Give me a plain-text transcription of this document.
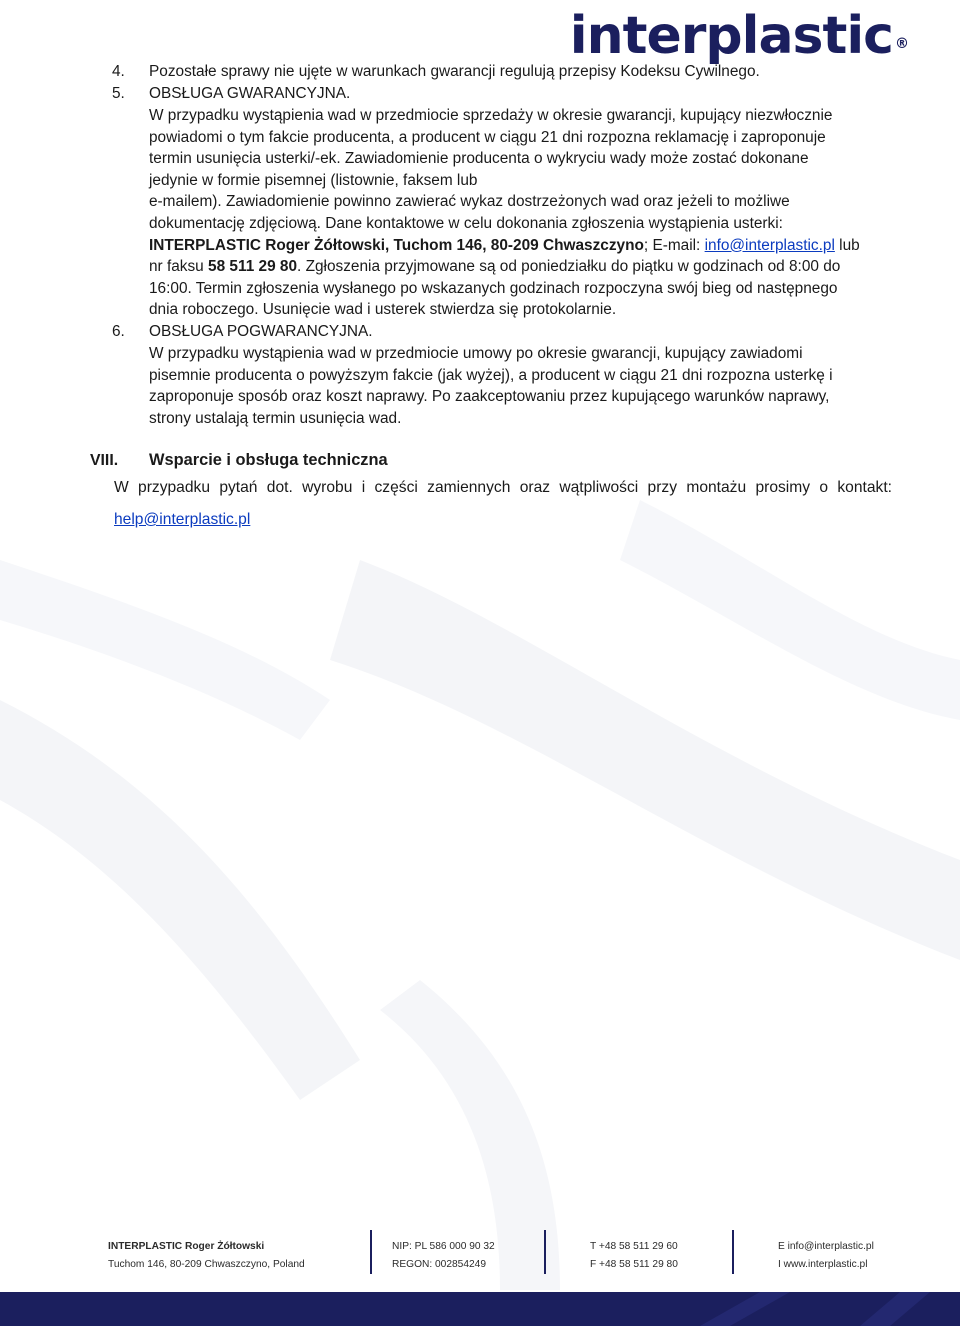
interplastic ®
4. Pozostałe sprawy nie ujęte w warunkach gwarancji regulują przepisy Kodeksu Cywilnego.
5. OBSŁUGA GWARANCYJNA.
W przypadku wystąpienia wad w przedmiocie sprzedaży w okresie gwarancji, kupujący niezwłocznie
powiadomi o tym fakcie producenta, a producent w ciągu 21 dni rozpozna reklamację i zaproponuje
termin usunięcia usterki/-ek. Zawiadomienie producenta o wykryciu wady może zostać dokonane
jedynie w formie pisemnej (listownie, faksem lub
e-mailem). Zawiadomienie powinno zawierać wykaz dostrzeżonych wad oraz jeżeli to możliwe
dokumentację zdjęciową. Dane kontaktowe w celu dokonania zgłoszenia wystąpienia usterki:
INTERPLASTIC Roger Żółtowski, Tuchom 146, 80-209 Chwaszczyno; E-mail: info@interplastic.pl lub
nr faksu 58 511 29 80. Zgłoszenia przyjmowane są od poniedziałku do piątku w godzinach od 8:00 do
16:00. Termin zgłoszenia wysłanego po wskazanych godzinach rozpoczyna swój bieg od następnego
dnia roboczego. Usunięcie wad i usterek stwierdza się protokolarnie.
6. OBSŁUGA POGWARANCYJNA.
W przypadku wystąpienia wad w przedmiocie umowy po okresie gwarancji, kupujący zawiadomi
pisemnie producenta o powyższym fakcie (jak wyżej), a producent w ciągu 21 dni rozpozna usterkę i
zaproponuje sposób oraz koszt naprawy. Po zaakceptowaniu przez kupującego warunków naprawy,
strony ustalają termin usunięcia wad.
VIII. Wsparcie i obsługa techniczna
W przypadku pytań dot. wyrobu i części zamiennych oraz wątpliwości przy montażu prosimy o kontakt:
help@interplastic.pl
INTERPLASTIC Roger Żółtowski
Tuchom 146, 80-209 Chwaszczyno, Poland
NIP: PL 586 000 90 32
REGON: 002854249
T +48 58 511 29 60
F +48 58 511 29 80
E info@interplastic.pl
I www.interplastic.pl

################

** WRITTEN INSTRUCTION **
All of the data needs repeating exactly, but the pictures do not.

** REPLY **
Give me a plain-text transcription of this document.
interplastic ®
4. Pozostałe sprawy nie ujęte w warunkach gwarancji regulują przepisy Kodeksu Cywilnego.
5. OBSŁUGA GWARANCYJNA.
W przypadku wystąpienia wad w przedmiocie sprzedaży w okresie gwarancji, kupujący niezwłocznie
powiadomi o tym fakcie producenta, a producent w ciągu 21 dni rozpozna reklamację i zaproponuje
termin usunięcia usterki/-ek. Zawiadomienie producenta o wykryciu wady może zostać dokonane
jedynie w formie pisemnej (listownie, faksem lub
e-mailem). Zawiadomienie powinno zawierać wykaz dostrzeżonych wad oraz jeżeli to możliwe
dokumentację zdjęciową. Dane kontaktowe w celu dokonania zgłoszenia wystąpienia usterki:
INTERPLASTIC Roger Żółtowski, Tuchom 146, 80-209 Chwaszczyno; E-mail: info@interplastic.pl lub
nr faksu 58 511 29 80. Zgłoszenia przyjmowane są od poniedziałku do piątku w godzinach od 8:00 do
16:00. Termin zgłoszenia wysłanego po wskazanych godzinach rozpoczyna swój bieg od następnego
dnia roboczego. Usunięcie wad i usterek stwierdza się protokolarnie.
6. OBSŁUGA POGWARANCYJNA.
W przypadku wystąpienia wad w przedmiocie umowy po okresie gwarancji, kupujący zawiadomi
pisemnie producenta o powyższym fakcie (jak wyżej), a producent w ciągu 21 dni rozpozna usterkę i
zaproponuje sposób oraz koszt naprawy. Po zaakceptowaniu przez kupującego warunków naprawy,
strony ustalają termin usunięcia wad.
VIII. Wsparcie i obsługa techniczna
W przypadku pytań dot. wyrobu i części zamiennych oraz wątpliwości przy montażu prosimy o kontakt:
help@interplastic.pl
INTERPLASTIC Roger Żółtowski
Tuchom 146, 80-209 Chwaszczyno, Poland
NIP: PL 586 000 90 32
REGON: 002854249
T +48 58 511 29 60
F +48 58 511 29 80
E info@interplastic.pl
I www.interplastic.pl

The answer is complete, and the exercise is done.